[Lines of data]
──────────────────────────────

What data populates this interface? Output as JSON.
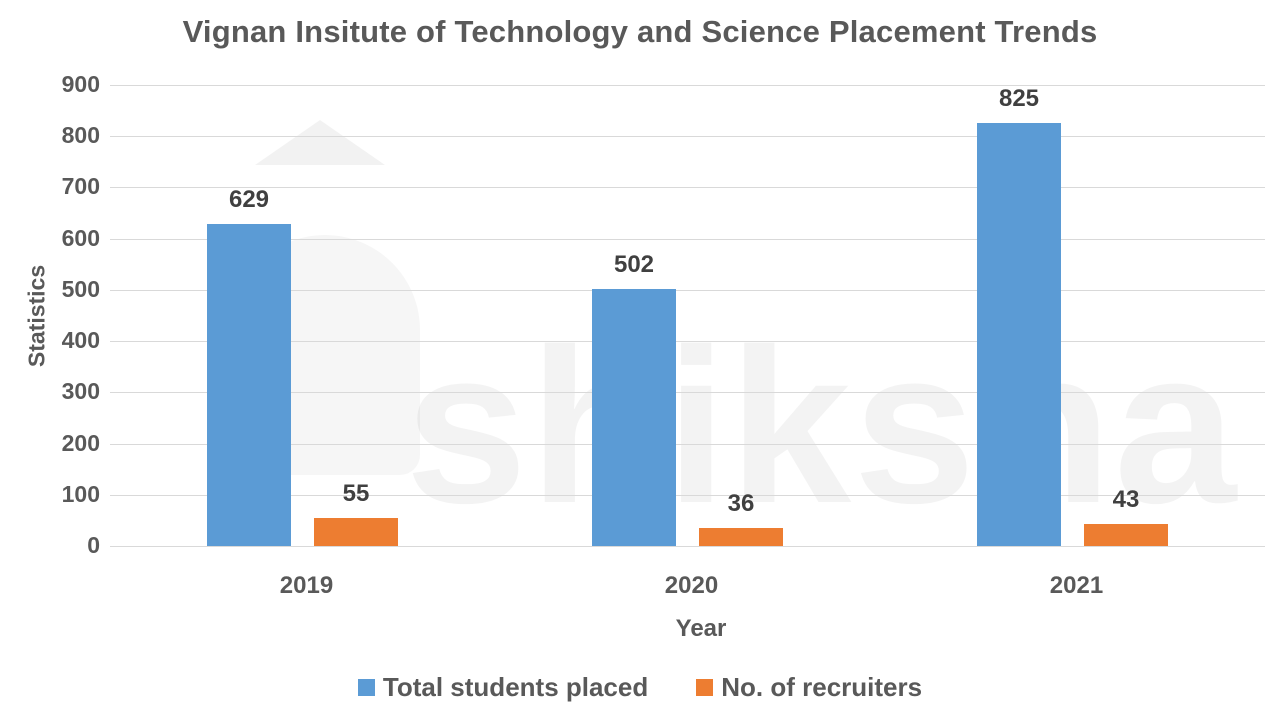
{
  "chart_data": {
    "type": "bar",
    "title": "Vignan Insitute of Technology and Science Placement Trends",
    "xlabel": "Year",
    "ylabel": "Statistics",
    "categories": [
      "2019",
      "2020",
      "2021"
    ],
    "series": [
      {
        "name": "Total students placed",
        "color": "#5b9bd5",
        "values": [
          629,
          502,
          825
        ]
      },
      {
        "name": "No. of recruiters",
        "color": "#ed7d31",
        "values": [
          55,
          36,
          43
        ]
      }
    ],
    "ylim": [
      0,
      900
    ],
    "yticks": [
      "900",
      "800",
      "700",
      "600",
      "500",
      "400",
      "300",
      "200",
      "100",
      "0"
    ],
    "grid": true,
    "legend_position": "bottom",
    "data_labels": true,
    "watermark": "shiksha"
  }
}
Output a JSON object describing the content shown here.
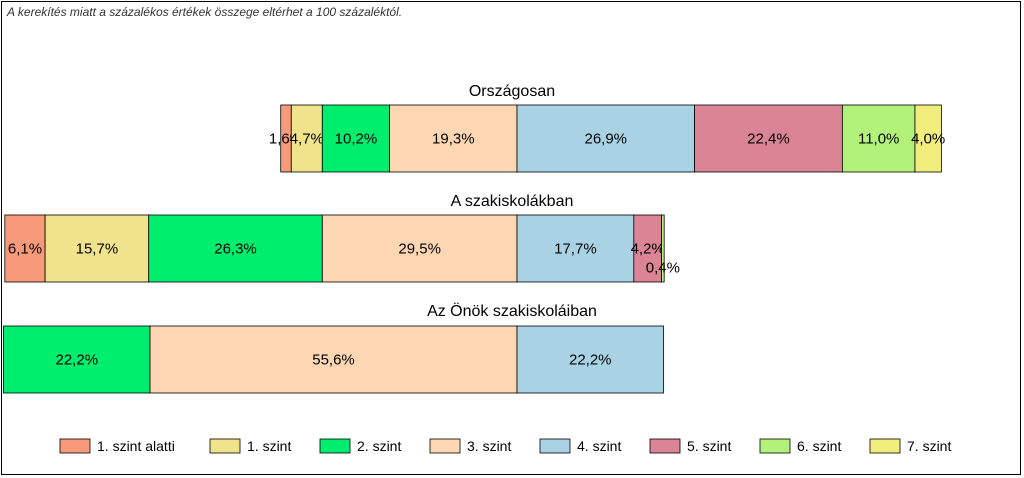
{
  "footnote": "A kerekítés miatt a  százalékos értékek összege eltérhet a 100 százaléktól.",
  "chart_data": {
    "type": "bar",
    "orientation": "horizontal",
    "stacked": true,
    "legend_position": "bottom",
    "grid": false,
    "levels": [
      "1. szint alatti",
      "1. szint",
      "2. szint",
      "3. szint",
      "4. szint",
      "5. szint",
      "6. szint",
      "7. szint"
    ],
    "colors": [
      "#F79A7A",
      "#EFE38C",
      "#00EE6E",
      "#FDD7B4",
      "#A9D3E5",
      "#DA8496",
      "#B2F27B",
      "#F2EE7E"
    ],
    "aligned_boundary": "3. szint / 4. szint",
    "groups": [
      {
        "name": "Országosan",
        "values": [
          1.6,
          4.7,
          10.2,
          19.3,
          26.9,
          22.4,
          11.0,
          4.0
        ],
        "labels": [
          "1,6%",
          "4,7%",
          "10,2%",
          "19,3%",
          "26,9%",
          "22,4%",
          "11,0%",
          "4,0%"
        ]
      },
      {
        "name": "A szakiskolákban",
        "values": [
          6.1,
          15.7,
          26.3,
          29.5,
          17.7,
          4.2,
          0.4,
          0.0
        ],
        "labels": [
          "6,1%",
          "15,7%",
          "26,3%",
          "29,5%",
          "17,7%",
          "4,2%",
          "0,4%",
          ""
        ]
      },
      {
        "name": "Az Önök szakiskoláiban",
        "values": [
          0,
          0,
          22.2,
          55.6,
          22.2,
          0,
          0,
          0
        ],
        "labels": [
          "",
          "",
          "22,2%",
          "55,6%",
          "22,2%",
          "",
          "",
          ""
        ]
      }
    ]
  }
}
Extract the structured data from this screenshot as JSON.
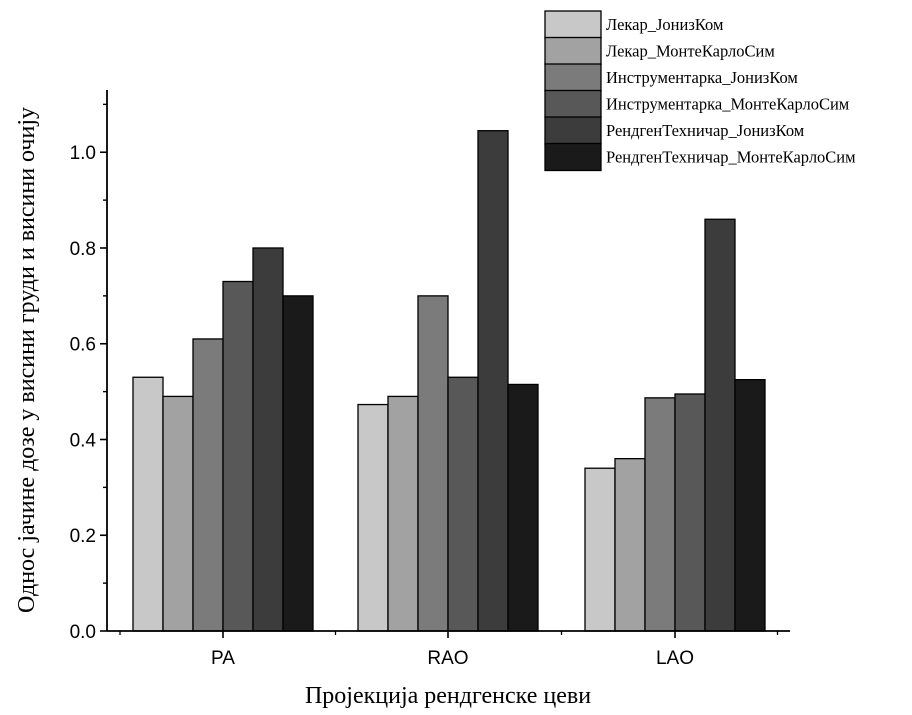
{
  "chart_data": {
    "type": "bar",
    "title": "",
    "xlabel": "Пројекција рендгенске цеви",
    "ylabel": "Однос јачине дозе у висини груди и висини очију",
    "ylim": [
      0,
      1.13
    ],
    "yticks": [
      "0.0",
      "0.2",
      "0.4",
      "0.6",
      "0.8",
      "1.0"
    ],
    "yticks_values": [
      0,
      0.2,
      0.4,
      0.6,
      0.8,
      1.0
    ],
    "minor_ticks": true,
    "grid": false,
    "legend_position": "top-right",
    "categories": [
      "PA",
      "RAO",
      "LAO"
    ],
    "series": [
      {
        "name": "Лекар_ЈонизКом",
        "color": "#c8c8c8",
        "values": [
          0.53,
          0.473,
          0.34
        ]
      },
      {
        "name": "Лекар_МонтеКарлоСим",
        "color": "#a2a2a2",
        "values": [
          0.49,
          0.49,
          0.36
        ]
      },
      {
        "name": "Инструментарка_ЈонизКом",
        "color": "#7b7b7b",
        "values": [
          0.61,
          0.7,
          0.487
        ]
      },
      {
        "name": "Инструментарка_МонтеКарлоСим",
        "color": "#585858",
        "values": [
          0.73,
          0.53,
          0.495
        ]
      },
      {
        "name": "РендгенТехничар_ЈонизКом",
        "color": "#3c3c3c",
        "values": [
          0.8,
          1.045,
          0.86
        ]
      },
      {
        "name": "РендгенТехничар_МонтеКарлоСим",
        "color": "#1a1a1a",
        "values": [
          0.7,
          0.515,
          0.525
        ]
      }
    ]
  }
}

──────────────────────────────

**THE TASK:** Write every entry out again exactly, dropping the pictures.

**OUTPUT BELOW:**
What data populates this interface? Output as JSON.
{
  "chart_data": {
    "type": "bar",
    "title": "Vignan Insitute of Technology and Science Placement Trends",
    "xlabel": "Year",
    "ylabel": "Statistics",
    "categories": [
      "2019",
      "2020",
      "2021"
    ],
    "series": [
      {
        "name": "Total students placed",
        "color": "#5b9bd5",
        "values": [
          629,
          502,
          825
        ]
      },
      {
        "name": "No. of recruiters",
        "color": "#ed7d31",
        "values": [
          55,
          36,
          43
        ]
      }
    ],
    "ylim": [
      0,
      900
    ],
    "yticks": [
      "900",
      "800",
      "700",
      "600",
      "500",
      "400",
      "300",
      "200",
      "100",
      "0"
    ],
    "grid": true,
    "legend_position": "bottom",
    "data_labels": true,
    "watermark": "shiksha"
  }
}
Output a JSON object describing the content shown here.
{
  "footnote": "A kerekítés miatt a  százalékos értékek összege eltérhet a 100 százaléktól.",
  "chart_data": {
    "type": "bar",
    "orientation": "horizontal",
    "stacked": true,
    "legend_position": "bottom",
    "grid": false,
    "levels": [
      "1. szint alatti",
      "1. szint",
      "2. szint",
      "3. szint",
      "4. szint",
      "5. szint",
      "6. szint",
      "7. szint"
    ],
    "colors": [
      "#F79A7A",
      "#EFE38C",
      "#00EE6E",
      "#FDD7B4",
      "#A9D3E5",
      "#DA8496",
      "#B2F27B",
      "#F2EE7E"
    ],
    "aligned_boundary": "3. szint / 4. szint",
    "groups": [
      {
        "name": "Országosan",
        "values": [
          1.6,
          4.7,
          10.2,
          19.3,
          26.9,
          22.4,
          11.0,
          4.0
        ],
        "labels": [
          "1,6%",
          "4,7%",
          "10,2%",
          "19,3%",
          "26,9%",
          "22,4%",
          "11,0%",
          "4,0%"
        ]
      },
      {
        "name": "A szakiskolákban",
        "values": [
          6.1,
          15.7,
          26.3,
          29.5,
          17.7,
          4.2,
          0.4,
          0.0
        ],
        "labels": [
          "6,1%",
          "15,7%",
          "26,3%",
          "29,5%",
          "17,7%",
          "4,2%",
          "0,4%",
          ""
        ]
      },
      {
        "name": "Az Önök szakiskoláiban",
        "values": [
          0,
          0,
          22.2,
          55.6,
          22.2,
          0,
          0,
          0
        ],
        "labels": [
          "",
          "",
          "22,2%",
          "55,6%",
          "22,2%",
          "",
          "",
          ""
        ]
      }
    ]
  }
}
Extract the structured data from this screenshot as JSON.
{
  "chart_data": {
    "type": "bar",
    "title": "",
    "xlabel": "Пројекција рендгенске цеви",
    "ylabel": "Однос јачине дозе у висини груди и висини очију",
    "ylim": [
      0,
      1.13
    ],
    "yticks": [
      "0.0",
      "0.2",
      "0.4",
      "0.6",
      "0.8",
      "1.0"
    ],
    "yticks_values": [
      0,
      0.2,
      0.4,
      0.6,
      0.8,
      1.0
    ],
    "minor_ticks": true,
    "grid": false,
    "legend_position": "top-right",
    "categories": [
      "PA",
      "RAO",
      "LAO"
    ],
    "series": [
      {
        "name": "Лекар_ЈонизКом",
        "color": "#c8c8c8",
        "values": [
          0.53,
          0.473,
          0.34
        ]
      },
      {
        "name": "Лекар_МонтеКарлоСим",
        "color": "#a2a2a2",
        "values": [
          0.49,
          0.49,
          0.36
        ]
      },
      {
        "name": "Инструментарка_ЈонизКом",
        "color": "#7b7b7b",
        "values": [
          0.61,
          0.7,
          0.487
        ]
      },
      {
        "name": "Инструментарка_МонтеКарлоСим",
        "color": "#585858",
        "values": [
          0.73,
          0.53,
          0.495
        ]
      },
      {
        "name": "РендгенТехничар_ЈонизКом",
        "color": "#3c3c3c",
        "values": [
          0.8,
          1.045,
          0.86
        ]
      },
      {
        "name": "РендгенТехничар_МонтеКарлоСим",
        "color": "#1a1a1a",
        "values": [
          0.7,
          0.515,
          0.525
        ]
      }
    ]
  }
}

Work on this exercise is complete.